■ TASK REQUIREMENTS: Resume the description of the ribbed plates, writing on from its last sentence.

■ SELECTED PASSAGE:
The ribs 38, 40 in each plate 26, 28 are arranged asymmetrically. That is, the ribs 38 in plate 26 are located closer to inlet opening 46 than they are to outlet opening 48. Similarly, ribs 40 in plate 28 are located closer to outlet opening 48 than they are to inlet opening 46. The purpose of this will be described further below. Plates 26, 28 are, however, identical, in that if either plate were to be turned over and rotated 180 degrees they would look the same.
Referring next to FIG. 6, a lower or second plate 28 of one plate pair 12 is shown stacked on top of an upper or first plate 26 of a second plate pair 12. From this, it will be seen that the back-to-back plates of adjacent plate pairs are arranged such that each rib on one plate contacts no more than two ribs on an adjacent plate of these back-to-back plates. In other words, when oil flows through the plates in the direction of arrow 51, each rib has an upstream end 52 and a downstream end 54, the upstream ends 52 of the ribs on one plate are in contact with the downstream ends 54 of the ribs on the adjacent plate of each of the back-to-back plates. This is referred to as two point contact of the ribs on adjacent plates. In contrast, in the prior art plates shown in FIGS. 4 and 8, each rib on one plate contacts three ribs on the adjacent plate resulting in a three point contact between the ribs on adjacent plates. Another distinction is that in the prior art plates as shown in FIG. 4, the ribs are symmetrically arranged.
The three point contact of the prior art plates causes problems in manufacture, because it is difficult to make contact at all three points. Also, as the punch and die sets that are used to make the plates wear down the ribs tend to get shorter or the ends more round with the result that the ribs end up making contact only at the centre points. The two point contact as shown in FIG. 6 overcomes these difficulties.
Referring again to FIGS. 2 and 3, ribs 38, 40 are orientated at an oblique angle α between 18 and 32 degrees. The preferred range is between 20 and 24 degrees. The transverse width of plates 26, 28 is preferably between 15 and 25 mm. For a width of 20 mm, the preferred angle α is about 24 degrees, and for a width of about 25 mm, the preferred angle is about 18 degrees. Plates 26, 28 are preferably formed of brazing clad aluminum of a thickness between 0.3 and 1.5 mm. The inside rib height 41 as shown in FIG. 5 is preferably less than 7 mm.

■ PROVIDED DATA:
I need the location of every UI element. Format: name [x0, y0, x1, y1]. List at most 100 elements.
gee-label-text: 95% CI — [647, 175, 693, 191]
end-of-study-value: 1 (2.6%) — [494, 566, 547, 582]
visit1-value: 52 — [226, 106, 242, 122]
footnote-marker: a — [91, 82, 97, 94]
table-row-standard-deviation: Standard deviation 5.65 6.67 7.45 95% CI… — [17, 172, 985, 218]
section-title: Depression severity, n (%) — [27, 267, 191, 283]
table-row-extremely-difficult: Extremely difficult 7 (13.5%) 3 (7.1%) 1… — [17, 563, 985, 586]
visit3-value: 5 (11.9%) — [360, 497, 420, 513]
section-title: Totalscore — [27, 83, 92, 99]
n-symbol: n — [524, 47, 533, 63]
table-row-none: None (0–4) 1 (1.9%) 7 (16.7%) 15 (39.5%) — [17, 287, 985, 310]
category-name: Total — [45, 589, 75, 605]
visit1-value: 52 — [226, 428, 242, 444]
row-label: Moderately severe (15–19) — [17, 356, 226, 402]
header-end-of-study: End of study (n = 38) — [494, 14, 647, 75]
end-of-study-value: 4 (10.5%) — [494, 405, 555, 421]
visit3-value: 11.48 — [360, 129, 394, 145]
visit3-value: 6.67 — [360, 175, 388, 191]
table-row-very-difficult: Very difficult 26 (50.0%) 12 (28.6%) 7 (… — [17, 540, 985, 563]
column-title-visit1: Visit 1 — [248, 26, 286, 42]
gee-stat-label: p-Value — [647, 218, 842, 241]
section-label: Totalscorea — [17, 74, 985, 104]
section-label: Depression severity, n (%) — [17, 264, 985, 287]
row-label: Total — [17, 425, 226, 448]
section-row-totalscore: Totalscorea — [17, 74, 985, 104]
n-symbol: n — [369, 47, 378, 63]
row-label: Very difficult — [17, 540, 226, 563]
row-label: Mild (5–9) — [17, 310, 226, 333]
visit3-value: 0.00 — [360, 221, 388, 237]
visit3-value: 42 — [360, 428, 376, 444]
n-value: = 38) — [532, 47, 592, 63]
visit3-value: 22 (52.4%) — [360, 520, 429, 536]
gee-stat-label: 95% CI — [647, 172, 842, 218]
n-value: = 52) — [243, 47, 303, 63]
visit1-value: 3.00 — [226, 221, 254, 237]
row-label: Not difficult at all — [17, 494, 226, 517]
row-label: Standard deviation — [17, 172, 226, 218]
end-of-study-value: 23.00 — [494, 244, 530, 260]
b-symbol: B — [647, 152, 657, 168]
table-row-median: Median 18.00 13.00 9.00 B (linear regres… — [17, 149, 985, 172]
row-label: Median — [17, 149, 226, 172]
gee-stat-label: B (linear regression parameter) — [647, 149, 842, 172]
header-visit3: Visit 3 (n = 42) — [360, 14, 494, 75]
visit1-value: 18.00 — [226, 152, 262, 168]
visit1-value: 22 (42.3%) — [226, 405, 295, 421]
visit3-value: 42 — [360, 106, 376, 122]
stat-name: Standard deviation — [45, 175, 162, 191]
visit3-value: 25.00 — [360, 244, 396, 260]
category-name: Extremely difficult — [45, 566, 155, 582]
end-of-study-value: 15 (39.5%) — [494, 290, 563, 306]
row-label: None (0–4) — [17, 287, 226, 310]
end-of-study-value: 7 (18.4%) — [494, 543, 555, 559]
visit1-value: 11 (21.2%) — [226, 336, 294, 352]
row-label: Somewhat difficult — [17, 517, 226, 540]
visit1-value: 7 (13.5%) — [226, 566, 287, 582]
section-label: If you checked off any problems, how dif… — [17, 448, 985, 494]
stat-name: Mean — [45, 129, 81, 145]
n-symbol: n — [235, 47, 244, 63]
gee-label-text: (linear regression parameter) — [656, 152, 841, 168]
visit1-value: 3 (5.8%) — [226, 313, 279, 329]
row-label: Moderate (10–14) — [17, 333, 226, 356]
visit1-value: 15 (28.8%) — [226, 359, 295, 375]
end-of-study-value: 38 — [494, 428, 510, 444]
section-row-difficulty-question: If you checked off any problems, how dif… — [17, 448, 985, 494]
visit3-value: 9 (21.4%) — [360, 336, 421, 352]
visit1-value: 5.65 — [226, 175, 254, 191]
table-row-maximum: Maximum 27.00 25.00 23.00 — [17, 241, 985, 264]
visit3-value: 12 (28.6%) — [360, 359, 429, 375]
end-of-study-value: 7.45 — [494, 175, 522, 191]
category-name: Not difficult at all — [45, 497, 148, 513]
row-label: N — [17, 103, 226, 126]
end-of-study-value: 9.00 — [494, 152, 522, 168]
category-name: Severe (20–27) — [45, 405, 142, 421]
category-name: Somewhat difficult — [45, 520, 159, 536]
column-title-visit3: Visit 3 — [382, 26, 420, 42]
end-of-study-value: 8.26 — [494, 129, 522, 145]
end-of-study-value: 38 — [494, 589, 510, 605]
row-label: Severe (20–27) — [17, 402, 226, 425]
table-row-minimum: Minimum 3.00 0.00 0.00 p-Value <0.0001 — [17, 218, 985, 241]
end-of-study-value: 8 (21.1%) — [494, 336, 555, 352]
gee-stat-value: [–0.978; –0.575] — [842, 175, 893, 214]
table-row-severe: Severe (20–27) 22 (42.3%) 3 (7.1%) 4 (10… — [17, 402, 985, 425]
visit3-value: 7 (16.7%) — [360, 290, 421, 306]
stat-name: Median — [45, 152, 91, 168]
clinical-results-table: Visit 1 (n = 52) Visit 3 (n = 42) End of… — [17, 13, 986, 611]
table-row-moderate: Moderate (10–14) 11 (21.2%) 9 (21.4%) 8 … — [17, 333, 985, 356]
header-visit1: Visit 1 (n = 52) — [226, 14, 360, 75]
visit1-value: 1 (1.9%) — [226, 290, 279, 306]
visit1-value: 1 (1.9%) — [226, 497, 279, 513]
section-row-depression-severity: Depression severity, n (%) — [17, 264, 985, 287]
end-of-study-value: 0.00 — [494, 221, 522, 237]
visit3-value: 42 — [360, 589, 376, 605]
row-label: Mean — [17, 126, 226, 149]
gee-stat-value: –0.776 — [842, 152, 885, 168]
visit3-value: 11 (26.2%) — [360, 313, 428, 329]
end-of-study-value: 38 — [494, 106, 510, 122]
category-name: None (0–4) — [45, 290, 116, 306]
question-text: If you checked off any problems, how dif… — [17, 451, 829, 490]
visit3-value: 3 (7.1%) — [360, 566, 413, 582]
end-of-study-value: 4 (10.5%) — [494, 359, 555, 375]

■ ANSWER TO THIS EXERCISE:
Referring next to FIG. 7 in comparison with the prior art configuration shown in FIG. 9, the cross-sectional flow area inside plate pairs 12 is about 17% larger for the same rib height as it is in the prior art configuration shown in FIG. 9. Also, the variation in the size of the flow openings is also smaller than in the FIG. 9 prior art embodiment. The result is that there is less oil slide flow resistance and pressure drop in plate pairs 12 than there is in the prior art configuration.
In the assembly of heat exchanger 10, plates 26, 28 are arranged into stacked plate pairs producing the two point rib contact as shown in FIG. 6. In doing this, plates 26, 28 have to be orientated properly, or inlet openings 46 and outlet openings 48 will not line up. If this occurs, it can be corrected simply by turning one of the plates 26, 28 end for end. This occurs because plates 26, 28 are asymmetrical as mentioned above. In order to assist in the proper orientation of plates 26, 28 during assembly, one or more of the corners 60 of the plates could be chamfered or marked in some other way, so that the orientation marks line up as the plates are stacked. If both corners are chamfered on one side of each plate, alignment is done simply by lining up all the chamfered corners on all the plate pairs as indicated in FIG. 1. As the plate pairs 12 are stacked, upper and lower support channels 14 and 16 are also put into position. The plates are then brazed together to complete heat exchanger 10.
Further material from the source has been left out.